Collected data:

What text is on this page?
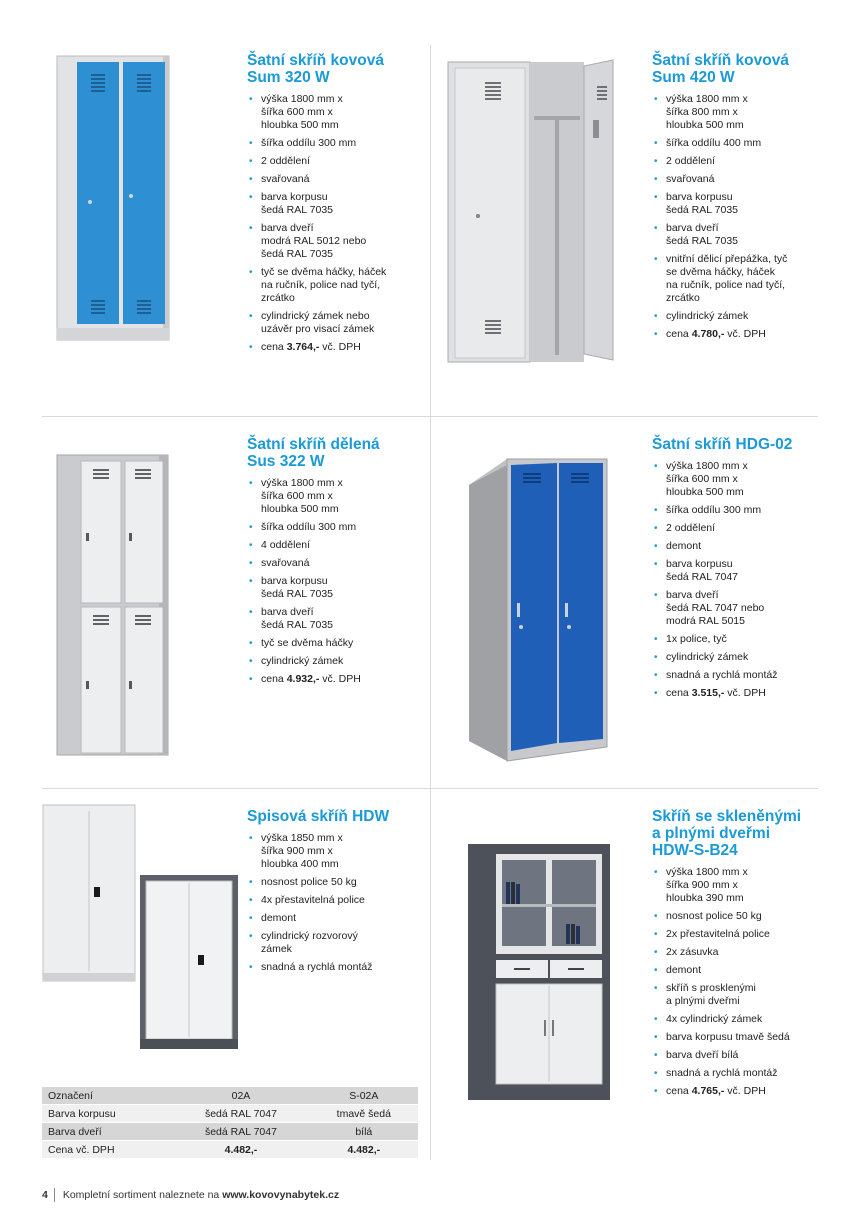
Šatní skříň kovová
Sum 320 W
• výška 1800 mm x
šířka 600 mm x
hloubka 500 mm
• šířka oddílu 300 mm
• 2 oddělení
• svařovaná
• barva korpusu
šedá RAL 7035
• barva dveří
modrá RAL 5012 nebo
šedá RAL 7035
• tyč se dvěma háčky, háček
na ručník, police nad tyčí,
zrcátko
• cylindrický zámek nebo
uzávěr pro visací zámek
• cena 3.764,- vč. DPH
Šatní skříň kovová
Sum 420 W
• výška 1800 mm x
šířka 800 mm x
hloubka 500 mm
• šířka oddílu 400 mm
• 2 oddělení
• svařovaná
• barva korpusu
šedá RAL 7035
• barva dveří
šedá RAL 7035
• vnitřní dělicí přepážka, tyč
se dvěma háčky, háček
na ručník, police nad tyčí,
zrcátko
• cylindrický zámek
• cena 4.780,- vč. DPH
Šatní skříň dělená
Sus 322 W
• výška 1800 mm x
šířka 600 mm x
hloubka 500 mm
• šířka oddílu 300 mm
• 4 oddělení
• svařovaná
• barva korpusu
šedá RAL 7035
• barva dveří
šedá RAL 7035
• tyč se dvěma háčky
• cylindrický zámek
• cena 4.932,- vč. DPH
Šatní skříň HDG-02
• výška 1800 mm x
šířka 600 mm x
hloubka 500 mm
• šířka oddílu 300 mm
• 2 oddělení
• demont
• barva korpusu
šedá RAL 7047
• barva dveří
šedá RAL 7047 nebo
modrá RAL 5015
• 1x police, tyč
• cylindrický zámek
• snadná a rychlá montáž
• cena 3.515,- vč. DPH
Spisová skříň HDW
• výška 1850 mm x
šířka 900 mm x
hloubka 400 mm
• nosnost police 50 kg
• 4x přestavitelná police
• demont
• cylindrický rozvorový
zámek
• snadná a rychlá montáž
Skříň se skleněnými
a plnými dveřmi
HDW-S-B24
• výška 1800 mm x
šířka 900 mm x
hloubka 390 mm
• nosnost police 50 kg
• 2x přestavitelná police
• 2x zásuvka
• demont
• skříň s prosklenými
a plnými dveřmi
• 4x cylindrický zámek
• barva korpusu tmavě šedá
• barva dveří bílá
• snadná a rychlá montáž
• cena 4.765,- vč. DPH
Označení	02A	S-02A
Barva korpusu	šedá RAL 7047	tmavě šedá
Barva dveří	šedá RAL 7047	bílá
Cena vč. DPH	4.482,-	4.482,-
4 Kompletní sortiment naleznete na www.kovovynabytek.cz
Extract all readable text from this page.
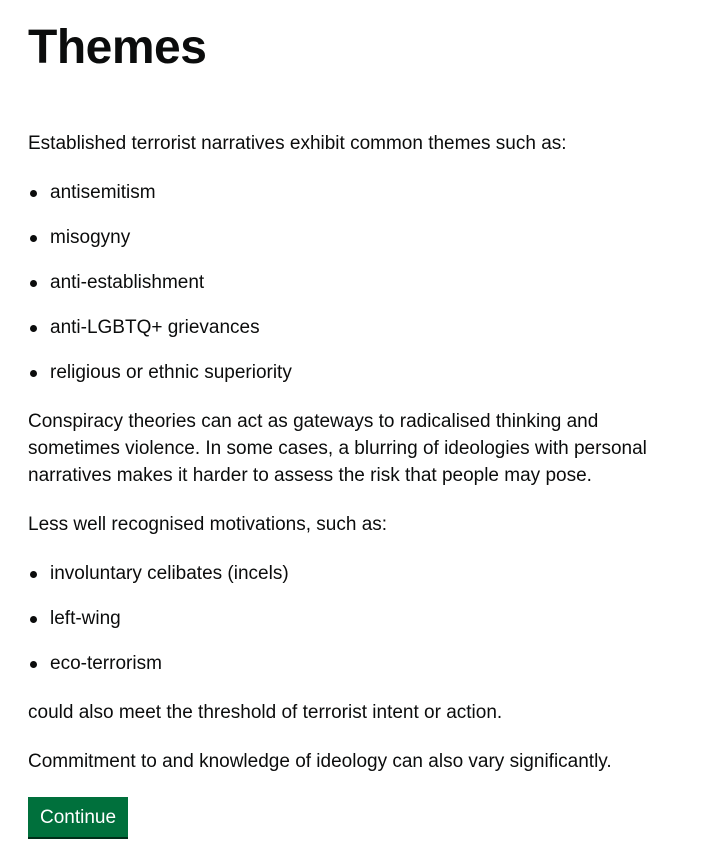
Themes

Established terrorist narratives exhibit common themes such as:

antisemitism
misogyny
anti-establishment
anti-LGBTQ+ grievances
religious or ethnic superiority

Conspiracy theories can act as gateways to radicalised thinking and sometimes violence. In some cases, a blurring of ideologies with personal narratives makes it harder to assess the risk that people may pose.

Less well recognised motivations, such as:

involuntary celibates (incels)
left-wing
eco-terrorism

could also meet the threshold of terrorist intent or action.

Commitment to and knowledge of ideology can also vary significantly.

Continue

## Objective
Quote exactly, and nothing besides, the lines from the one with "Extract all readable text from this page." through the end of the records above; include both ends and omit the pictures.

## Result for this exercise
Extract all readable text from this page.
Themes

Established terrorist narratives exhibit common themes such as:

antisemitism
misogyny
anti-establishment
anti-LGBTQ+ grievances
religious or ethnic superiority

Conspiracy theories can act as gateways to radicalised thinking and sometimes violence. In some cases, a blurring of ideologies with personal narratives makes it harder to assess the risk that people may pose.

Less well recognised motivations, such as:

involuntary celibates (incels)
left-wing
eco-terrorism

could also meet the threshold of terrorist intent or action.

Commitment to and knowledge of ideology can also vary significantly.

Continue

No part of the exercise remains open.